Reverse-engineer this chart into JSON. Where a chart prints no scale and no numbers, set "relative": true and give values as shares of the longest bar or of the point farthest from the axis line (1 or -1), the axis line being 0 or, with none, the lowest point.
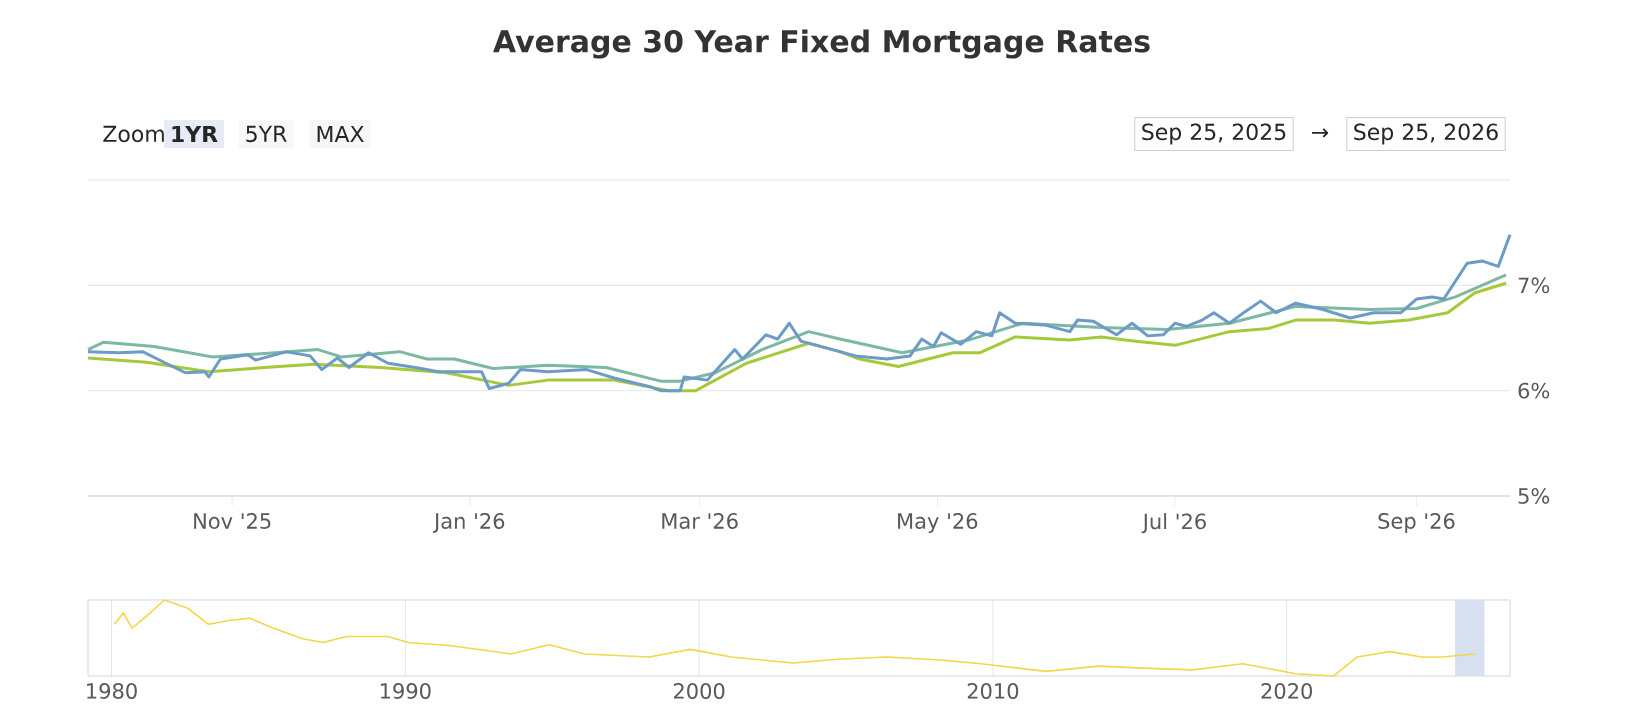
{
  "chart_data": [
    {
      "type": "line",
      "title": "Average 30 Year Fixed Mortgage Rates",
      "marker": "none",
      "grid": "y",
      "annotations": [
        "Zoom",
        "1YR",
        "5YR",
        "MAX",
        "Sep 25, 2025",
        "→",
        "Sep 25, 2026"
      ],
      "xlim": [
        "2025-09-25",
        "2026-09-25"
      ],
      "xticks": [
        {
          "value": "2025-11-01",
          "label": "Nov '25"
        },
        {
          "value": "2026-01-01",
          "label": "Jan '26"
        },
        {
          "value": "2026-03-01",
          "label": "Mar '26"
        },
        {
          "value": "2026-05-01",
          "label": "May '26"
        },
        {
          "value": "2026-07-01",
          "label": "Jul '26"
        },
        {
          "value": "2026-09-01",
          "label": "Sep '26"
        }
      ],
      "ylim": [
        5,
        8
      ],
      "yticks": [
        {
          "value": 5,
          "label": "5%"
        },
        {
          "value": 6,
          "label": "6%"
        },
        {
          "value": 7,
          "label": "7%"
        },
        {
          "value": 8,
          "label": null
        }
      ],
      "series": [
        {
          "color": "#a6c93a",
          "x": [
            "2025-09-25",
            "2025-10-10",
            "2025-10-26",
            "2025-11-13",
            "2025-11-22",
            "2025-12-09",
            "2025-12-26",
            "2026-01-11",
            "2026-01-21",
            "2026-02-07",
            "2026-02-21",
            "2026-02-28",
            "2026-03-13",
            "2026-03-29",
            "2026-04-06",
            "2026-04-11",
            "2026-04-21",
            "2026-05-05",
            "2026-05-12",
            "2026-05-21",
            "2026-06-04",
            "2026-06-12",
            "2026-06-21",
            "2026-07-01",
            "2026-07-15",
            "2026-07-25",
            "2026-08-01",
            "2026-08-11",
            "2026-08-20",
            "2026-08-30",
            "2026-09-09",
            "2026-09-16",
            "2026-09-24"
          ],
          "values": [
            6.31,
            6.27,
            6.18,
            6.23,
            6.25,
            6.22,
            6.17,
            6.05,
            6.1,
            6.1,
            6.0,
            6.0,
            6.26,
            6.45,
            6.37,
            6.3,
            6.23,
            6.36,
            6.36,
            6.51,
            6.48,
            6.51,
            6.47,
            6.43,
            6.56,
            6.59,
            6.67,
            6.67,
            6.64,
            6.67,
            6.74,
            6.93,
            7.02
          ]
        },
        {
          "color": "#7db8a2",
          "x": [
            "2025-09-25",
            "2025-09-29",
            "2025-10-12",
            "2025-10-27",
            "2025-11-12",
            "2025-11-23",
            "2025-11-29",
            "2025-12-14",
            "2025-12-21",
            "2025-12-28",
            "2026-01-07",
            "2026-01-21",
            "2026-02-05",
            "2026-02-19",
            "2026-02-24",
            "2026-03-05",
            "2026-03-17",
            "2026-03-29",
            "2026-04-06",
            "2026-04-22",
            "2026-05-09",
            "2026-05-23",
            "2026-06-12",
            "2026-06-29",
            "2026-07-15",
            "2026-08-01",
            "2026-08-20",
            "2026-09-01",
            "2026-09-11",
            "2026-09-24"
          ],
          "values": [
            6.39,
            6.46,
            6.42,
            6.32,
            6.36,
            6.39,
            6.32,
            6.37,
            6.3,
            6.3,
            6.21,
            6.24,
            6.22,
            6.09,
            6.09,
            6.17,
            6.39,
            6.56,
            6.49,
            6.36,
            6.48,
            6.64,
            6.6,
            6.58,
            6.64,
            6.8,
            6.77,
            6.78,
            6.89,
            7.1
          ]
        },
        {
          "color": "#6b9bc6",
          "x": [
            "2025-09-25",
            "2025-10-03",
            "2025-10-09",
            "2025-10-15",
            "2025-10-20",
            "2025-10-25",
            "2025-10-26",
            "2025-10-29",
            "2025-11-05",
            "2025-11-07",
            "2025-11-15",
            "2025-11-21",
            "2025-11-24",
            "2025-11-28",
            "2025-12-01",
            "2025-12-06",
            "2025-12-11",
            "2025-12-18",
            "2025-12-24",
            "2026-01-04",
            "2026-01-06",
            "2026-01-11",
            "2026-01-14",
            "2026-01-21",
            "2026-01-31",
            "2026-02-07",
            "2026-02-16",
            "2026-02-19",
            "2026-02-24",
            "2026-02-25",
            "2026-03-03",
            "2026-03-10",
            "2026-03-12",
            "2026-03-18",
            "2026-03-21",
            "2026-03-24",
            "2026-03-27",
            "2026-04-01",
            "2026-04-10",
            "2026-04-18",
            "2026-04-24",
            "2026-04-27",
            "2026-04-30",
            "2026-05-02",
            "2026-05-07",
            "2026-05-11",
            "2026-05-15",
            "2026-05-17",
            "2026-05-21",
            "2026-05-29",
            "2026-06-04",
            "2026-06-06",
            "2026-06-10",
            "2026-06-16",
            "2026-06-20",
            "2026-06-24",
            "2026-06-28",
            "2026-07-01",
            "2026-07-04",
            "2026-07-08",
            "2026-07-11",
            "2026-07-15",
            "2026-07-19",
            "2026-07-23",
            "2026-07-27",
            "2026-08-01",
            "2026-08-08",
            "2026-08-15",
            "2026-08-21",
            "2026-08-28",
            "2026-09-01",
            "2026-09-05",
            "2026-09-08",
            "2026-09-14",
            "2026-09-18",
            "2026-09-22",
            "2026-09-25"
          ],
          "values": [
            6.37,
            6.36,
            6.37,
            6.26,
            6.17,
            6.18,
            6.13,
            6.3,
            6.34,
            6.29,
            6.37,
            6.33,
            6.2,
            6.31,
            6.22,
            6.36,
            6.26,
            6.22,
            6.18,
            6.18,
            6.02,
            6.07,
            6.2,
            6.18,
            6.2,
            6.12,
            6.04,
            6.0,
            6.0,
            6.13,
            6.1,
            6.39,
            6.3,
            6.53,
            6.49,
            6.64,
            6.47,
            6.42,
            6.33,
            6.3,
            6.33,
            6.49,
            6.42,
            6.55,
            6.44,
            6.56,
            6.52,
            6.74,
            6.64,
            6.62,
            6.56,
            6.67,
            6.66,
            6.53,
            6.64,
            6.52,
            6.53,
            6.64,
            6.61,
            6.67,
            6.74,
            6.64,
            6.75,
            6.85,
            6.74,
            6.83,
            6.77,
            6.69,
            6.74,
            6.74,
            6.87,
            6.89,
            6.87,
            7.21,
            7.23,
            7.18,
            7.48
          ]
        }
      ]
    },
    {
      "type": "line",
      "relative": true,
      "marker": "none",
      "grid": "x",
      "xlim": [
        1979.2,
        2027.6
      ],
      "xticks": [
        1980,
        1990,
        2000,
        2010,
        2020
      ],
      "bands": [
        {
          "axis": "x",
          "from": 2025.73,
          "to": 2026.73,
          "color": "#d6e0f0"
        }
      ],
      "series": [
        {
          "color": "#f2d74b",
          "x": [
            1980.1,
            1980.4,
            1980.7,
            1981.2,
            1981.8,
            1982.6,
            1983.3,
            1984.0,
            1984.7,
            1985.5,
            1986.5,
            1987.2,
            1988.0,
            1989.4,
            1990.1,
            1991.5,
            1993.6,
            1994.9,
            1996.1,
            1998.3,
            1999.7,
            2001.1,
            2003.2,
            2004.7,
            2006.4,
            2008.2,
            2009.6,
            2011.8,
            2013.6,
            2015.3,
            2016.8,
            2018.5,
            2020.3,
            2021.6,
            2022.4,
            2023.5,
            2024.6,
            2025.3,
            2026.4
          ],
          "values": [
            0.68,
            0.83,
            0.63,
            0.79,
            1.0,
            0.89,
            0.68,
            0.73,
            0.76,
            0.63,
            0.49,
            0.44,
            0.52,
            0.52,
            0.44,
            0.4,
            0.29,
            0.41,
            0.29,
            0.25,
            0.35,
            0.25,
            0.17,
            0.22,
            0.25,
            0.21,
            0.16,
            0.06,
            0.13,
            0.1,
            0.08,
            0.16,
            0.03,
            0.0,
            0.25,
            0.32,
            0.25,
            0.25,
            0.29
          ]
        }
      ]
    }
  ]
}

######

REQUIREMENT:
From the entries above, collect every line with the string "true" in it.

OUTPUT BELOW:
Reverse-engineer this chart into JSON. Where a chart prints no scale and no numbers, set "relative": true and give values as shares of the longest bar or of the point farthest from the axis line (1 or -1), the axis line being 0 or, with none, the lowest point.
      "relative": true,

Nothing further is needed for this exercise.